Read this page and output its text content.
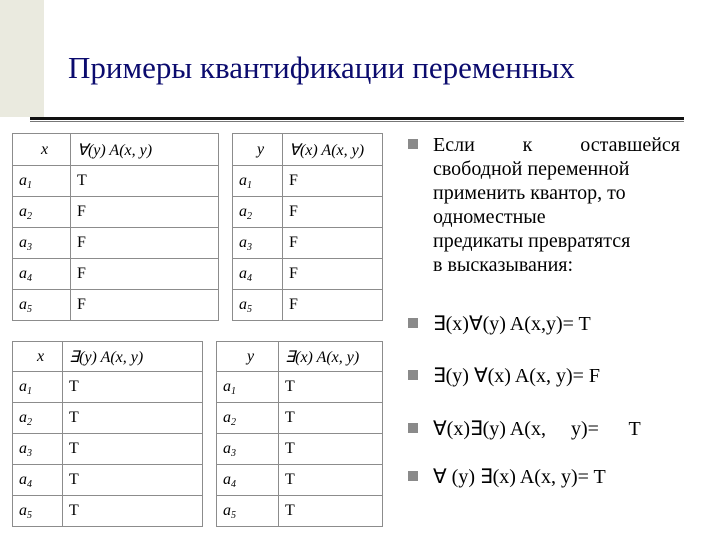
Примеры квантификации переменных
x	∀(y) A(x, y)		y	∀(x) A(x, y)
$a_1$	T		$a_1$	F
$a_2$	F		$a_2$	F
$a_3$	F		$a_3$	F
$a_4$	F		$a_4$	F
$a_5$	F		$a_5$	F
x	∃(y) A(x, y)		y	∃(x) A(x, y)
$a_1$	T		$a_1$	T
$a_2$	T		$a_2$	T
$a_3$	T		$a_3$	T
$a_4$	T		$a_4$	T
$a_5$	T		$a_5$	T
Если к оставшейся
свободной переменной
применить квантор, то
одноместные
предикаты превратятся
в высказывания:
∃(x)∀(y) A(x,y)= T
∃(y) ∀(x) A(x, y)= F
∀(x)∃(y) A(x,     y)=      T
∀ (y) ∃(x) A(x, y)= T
--
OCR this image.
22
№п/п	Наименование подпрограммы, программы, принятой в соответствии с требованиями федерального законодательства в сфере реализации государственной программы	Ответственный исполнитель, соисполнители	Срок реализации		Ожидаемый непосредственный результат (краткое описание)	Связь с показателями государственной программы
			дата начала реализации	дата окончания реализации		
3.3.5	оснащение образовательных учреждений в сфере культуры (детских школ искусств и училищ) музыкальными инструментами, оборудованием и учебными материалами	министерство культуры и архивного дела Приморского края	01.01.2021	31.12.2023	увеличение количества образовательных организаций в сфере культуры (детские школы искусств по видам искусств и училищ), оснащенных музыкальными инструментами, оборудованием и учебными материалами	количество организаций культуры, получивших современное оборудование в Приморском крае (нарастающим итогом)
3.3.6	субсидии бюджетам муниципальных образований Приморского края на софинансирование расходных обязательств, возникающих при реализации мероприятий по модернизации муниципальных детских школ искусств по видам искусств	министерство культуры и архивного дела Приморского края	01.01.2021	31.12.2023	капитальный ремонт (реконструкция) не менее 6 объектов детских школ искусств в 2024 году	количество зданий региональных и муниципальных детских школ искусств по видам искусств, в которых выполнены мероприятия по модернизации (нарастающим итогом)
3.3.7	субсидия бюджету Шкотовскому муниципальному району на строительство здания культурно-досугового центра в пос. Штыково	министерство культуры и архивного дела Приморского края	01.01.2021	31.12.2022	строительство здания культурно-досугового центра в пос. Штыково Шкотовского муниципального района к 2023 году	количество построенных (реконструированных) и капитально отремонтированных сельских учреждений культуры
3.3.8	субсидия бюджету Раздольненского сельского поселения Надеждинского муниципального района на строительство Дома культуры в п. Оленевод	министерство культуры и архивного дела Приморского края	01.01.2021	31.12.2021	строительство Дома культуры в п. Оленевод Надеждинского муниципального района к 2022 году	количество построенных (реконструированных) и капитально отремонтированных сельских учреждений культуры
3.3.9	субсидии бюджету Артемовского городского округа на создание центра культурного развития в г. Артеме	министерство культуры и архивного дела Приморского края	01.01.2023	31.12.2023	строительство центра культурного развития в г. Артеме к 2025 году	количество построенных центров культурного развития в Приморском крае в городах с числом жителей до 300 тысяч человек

# What is expected
Find the lines holding "this" and list every one.

# Reply
Read this page and output its text content.
OCR this image.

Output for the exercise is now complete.